### Task directions:
Your task is to copy every line of this material exactly.

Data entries
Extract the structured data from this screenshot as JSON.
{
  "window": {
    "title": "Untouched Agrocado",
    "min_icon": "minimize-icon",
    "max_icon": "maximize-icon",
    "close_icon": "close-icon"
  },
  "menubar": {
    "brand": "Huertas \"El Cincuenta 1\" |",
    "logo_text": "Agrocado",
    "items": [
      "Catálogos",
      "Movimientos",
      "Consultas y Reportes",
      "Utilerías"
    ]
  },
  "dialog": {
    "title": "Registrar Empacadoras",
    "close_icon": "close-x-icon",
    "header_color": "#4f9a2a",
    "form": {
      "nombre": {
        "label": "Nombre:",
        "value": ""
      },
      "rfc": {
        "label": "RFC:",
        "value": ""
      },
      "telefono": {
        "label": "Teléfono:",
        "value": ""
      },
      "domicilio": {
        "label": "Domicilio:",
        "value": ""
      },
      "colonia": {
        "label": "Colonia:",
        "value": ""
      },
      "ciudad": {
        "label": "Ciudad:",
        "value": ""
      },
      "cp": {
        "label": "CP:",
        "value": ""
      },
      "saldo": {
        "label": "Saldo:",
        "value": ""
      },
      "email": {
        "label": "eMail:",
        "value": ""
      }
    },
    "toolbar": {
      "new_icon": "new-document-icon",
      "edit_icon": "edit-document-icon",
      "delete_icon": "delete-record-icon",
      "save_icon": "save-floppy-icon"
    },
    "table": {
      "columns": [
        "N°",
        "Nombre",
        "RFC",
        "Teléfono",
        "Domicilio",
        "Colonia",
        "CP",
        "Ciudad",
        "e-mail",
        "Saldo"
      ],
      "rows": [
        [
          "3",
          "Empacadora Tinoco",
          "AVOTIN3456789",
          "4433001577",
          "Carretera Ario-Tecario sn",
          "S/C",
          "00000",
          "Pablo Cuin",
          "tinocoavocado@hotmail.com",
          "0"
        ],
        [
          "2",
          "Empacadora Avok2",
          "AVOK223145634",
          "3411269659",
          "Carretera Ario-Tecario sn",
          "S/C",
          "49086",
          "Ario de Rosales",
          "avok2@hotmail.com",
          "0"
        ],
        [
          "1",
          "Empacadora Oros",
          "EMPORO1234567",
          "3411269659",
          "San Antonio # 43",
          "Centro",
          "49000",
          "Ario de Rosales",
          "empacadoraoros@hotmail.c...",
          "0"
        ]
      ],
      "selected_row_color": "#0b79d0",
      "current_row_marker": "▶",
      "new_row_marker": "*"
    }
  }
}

### Task output:
Extract the structured data from this screenshot as JSON.
{
  "window": {
    "title": "Untouched Agrocado",
    "min_icon": "minimize-icon",
    "max_icon": "maximize-icon",
    "close_icon": "close-icon"
  },
  "menubar": {
    "brand": "Huertas \"El Cincuenta 1\" |",
    "logo_text": "Agrocado",
    "items": [
      "Catálogos",
      "Movimientos",
      "Consultas y Reportes",
      "Utilerías"
    ]
  },
  "dialog": {
    "title": "Registrar Empacadoras",
    "close_icon": "close-x-icon",
    "header_color": "#4f9a2a",
    "form": {
      "nombre": {
        "label": "Nombre:",
        "value": ""
      },
      "rfc": {
        "label": "RFC:",
        "value": ""
      },
      "telefono": {
        "label": "Teléfono:",
        "value": ""
      },
      "domicilio": {
        "label": "Domicilio:",
        "value": ""
      },
      "colonia": {
        "label": "Colonia:",
        "value": ""
      },
      "ciudad": {
        "label": "Ciudad:",
        "value": ""
      },
      "cp": {
        "label": "CP:",
        "value": ""
      },
      "saldo": {
        "label": "Saldo:",
        "value": ""
      },
      "email": {
        "label": "eMail:",
        "value": ""
      }
    },
    "toolbar": {
      "new_icon": "new-document-icon",
      "edit_icon": "edit-document-icon",
      "delete_icon": "delete-record-icon",
      "save_icon": "save-floppy-icon"
    },
    "table": {
      "columns": [
        "N°",
        "Nombre",
        "RFC",
        "Teléfono",
        "Domicilio",
        "Colonia",
        "CP",
        "Ciudad",
        "e-mail",
        "Saldo"
      ],
      "rows": [
        [
          "3",
          "Empacadora Tinoco",
          "AVOTIN3456789",
          "4433001577",
          "Carretera Ario-Tecario sn",
          "S/C",
          "00000",
          "Pablo Cuin",
          "tinocoavocado@hotmail.com",
          "0"
        ],
        [
          "2",
          "Empacadora Avok2",
          "AVOK223145634",
          "3411269659",
          "Carretera Ario-Tecario sn",
          "S/C",
          "49086",
          "Ario de Rosales",
          "avok2@hotmail.com",
          "0"
        ],
        [
          "1",
          "Empacadora Oros",
          "EMPORO1234567",
          "3411269659",
          "San Antonio # 43",
          "Centro",
          "49000",
          "Ario de Rosales",
          "empacadoraoros@hotmail.c...",
          "0"
        ]
      ],
      "selected_row_color": "#0b79d0",
      "current_row_marker": "▶",
      "new_row_marker": "*"
    }
  }
}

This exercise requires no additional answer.